▸ Data to process:

►

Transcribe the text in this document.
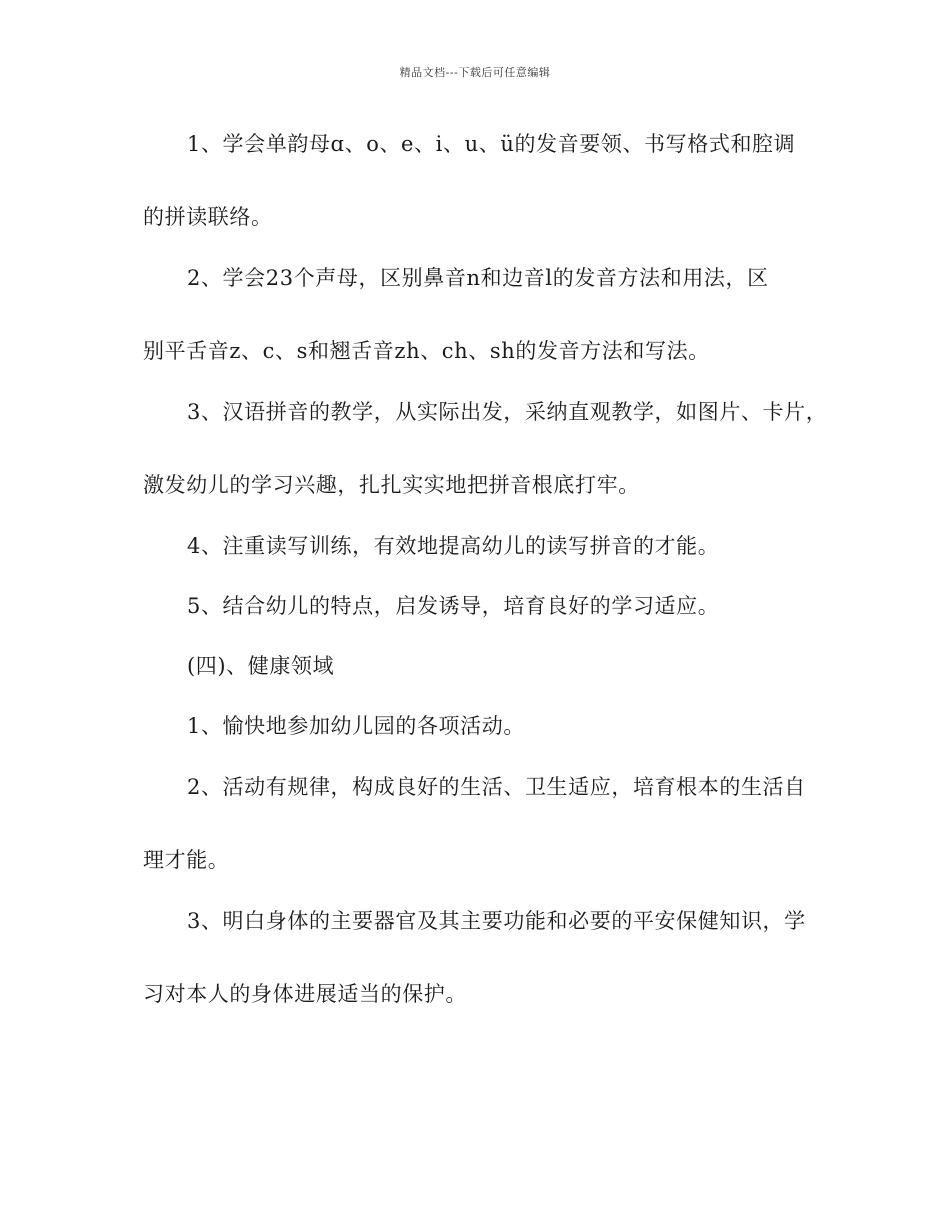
精品文档---下载后可任意编辑
1、学会单韵母ɑ、o、e、i、u、ü的发音要领、书写格式和腔调
的拼读联络。
2、学会23个声母，区别鼻音n和边音l的发音方法和用法，区
别平舌音z、c、s和翘舌音zh、ch、sh的发音方法和写法。
3、汉语拼音的教学，从实际出发，采纳直观教学，如图片、卡片，
激发幼儿的学习兴趣，扎扎实实地把拼音根底打牢。
4、注重读写训练，有效地提高幼儿的读写拼音的才能。
5、结合幼儿的特点，启发诱导，培育良好的学习适应。
(四)、健康领域
1、愉快地参加幼儿园的各项活动。
2、活动有规律，构成良好的生活、卫生适应，培育根本的生活自
理才能。
3、明白身体的主要器官及其主要功能和必要的平安保健知识，学
习对本人的身体进展适当的保护。
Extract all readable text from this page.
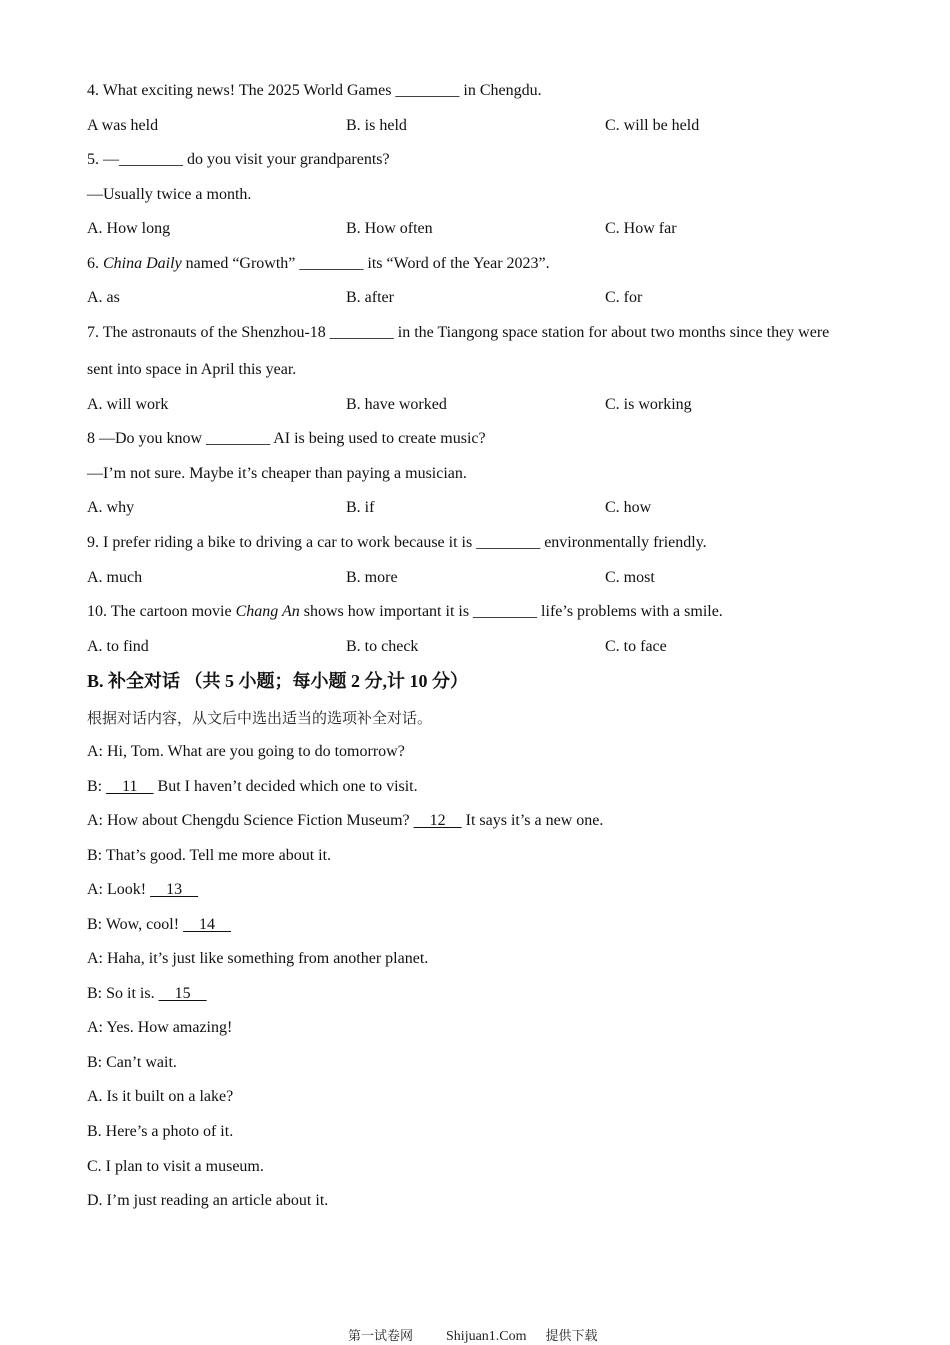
4. What exciting news! The 2025 World Games ________ in Chengdu.
A was held	B. is held	C. will be held
5. —________ do you visit your grandparents?
—Usually twice a month.
A. How long	B. How often	C. How far
6. China Daily named “Growth” ________ its “Word of the Year 2023”.
A. as	B. after	C. for
7. The astronauts of the Shenzhou-18 ________ in the Tiangong space station for about two months since they were
sent into space in April this year.
A. will work	B. have worked	C. is working
8 —Do you know ________ AI is being used to create music?
—I’m not sure. Maybe it’s cheaper than paying a musician.
A. why	B. if	C. how
9. I prefer riding a bike to driving a car to work because it is ________ environmentally friendly.
A. much	B. more	C. most
10. The cartoon movie Chang An shows how important it is ________ life’s problems with a smile.
A. to find	B. to check	C. to face
B. 补全对话 （共 5 小题；每小题 2 分,计 10 分）
根据对话内容，从文后中选出适当的选项补全对话。
A: Hi, Tom. What are you going to do tomorrow?
B:     11     But I haven’t decided which one to visit.
A: How about Chengdu Science Fiction Museum?     12     It says it’s a new one.
B: That’s good. Tell me more about it.
A: Look!     13
B: Wow, cool!     14
A: Haha, it’s just like something from another planet.
B: So it is.     15
A: Yes. How amazing!
B: Can’t wait.
A. Is it built on a lake?
B. Here’s a photo of it.
C. I plan to visit a museum.
D. I’m just reading an article about it.
第一试卷网 Shijuan1.Com 提供下载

◄

Every record must be copied exactly, with images dropped from the result.

▸ Written solution:
Transcribe the text in this document.
精品文档---下载后可任意编辑
1、学会单韵母ɑ、o、e、i、u、ü的发音要领、书写格式和腔调
的拼读联络。
2、学会23个声母，区别鼻音n和边音l的发音方法和用法，区
别平舌音z、c、s和翘舌音zh、ch、sh的发音方法和写法。
3、汉语拼音的教学，从实际出发，采纳直观教学，如图片、卡片，
激发幼儿的学习兴趣，扎扎实实地把拼音根底打牢。
4、注重读写训练，有效地提高幼儿的读写拼音的才能。
5、结合幼儿的特点，启发诱导，培育良好的学习适应。
(四)、健康领域
1、愉快地参加幼儿园的各项活动。
2、活动有规律，构成良好的生活、卫生适应，培育根本的生活自
理才能。
3、明白身体的主要器官及其主要功能和必要的平安保健知识，学
习对本人的身体进展适当的保护。
Extract all readable text from this page.
4. What exciting news! The 2025 World Games ________ in Chengdu.
A was held	B. is held	C. will be held
5. —________ do you visit your grandparents?
—Usually twice a month.
A. How long	B. How often	C. How far
6. China Daily named “Growth” ________ its “Word of the Year 2023”.
A. as	B. after	C. for
7. The astronauts of the Shenzhou-18 ________ in the Tiangong space station for about two months since they were
sent into space in April this year.
A. will work	B. have worked	C. is working
8 —Do you know ________ AI is being used to create music?
—I’m not sure. Maybe it’s cheaper than paying a musician.
A. why	B. if	C. how
9. I prefer riding a bike to driving a car to work because it is ________ environmentally friendly.
A. much	B. more	C. most
10. The cartoon movie Chang An shows how important it is ________ life’s problems with a smile.
A. to find	B. to check	C. to face
B. 补全对话 （共 5 小题；每小题 2 分,计 10 分）
根据对话内容，从文后中选出适当的选项补全对话。
A: Hi, Tom. What are you going to do tomorrow?
B:     11     But I haven’t decided which one to visit.
A: How about Chengdu Science Fiction Museum?     12     It says it’s a new one.
B: That’s good. Tell me more about it.
A: Look!     13
B: Wow, cool!     14
A: Haha, it’s just like something from another planet.
B: So it is.     15
A: Yes. How amazing!
B: Can’t wait.
A. Is it built on a lake?
B. Here’s a photo of it.
C. I plan to visit a museum.
D. I’m just reading an article about it.
第一试卷网 Shijuan1.Com 提供下载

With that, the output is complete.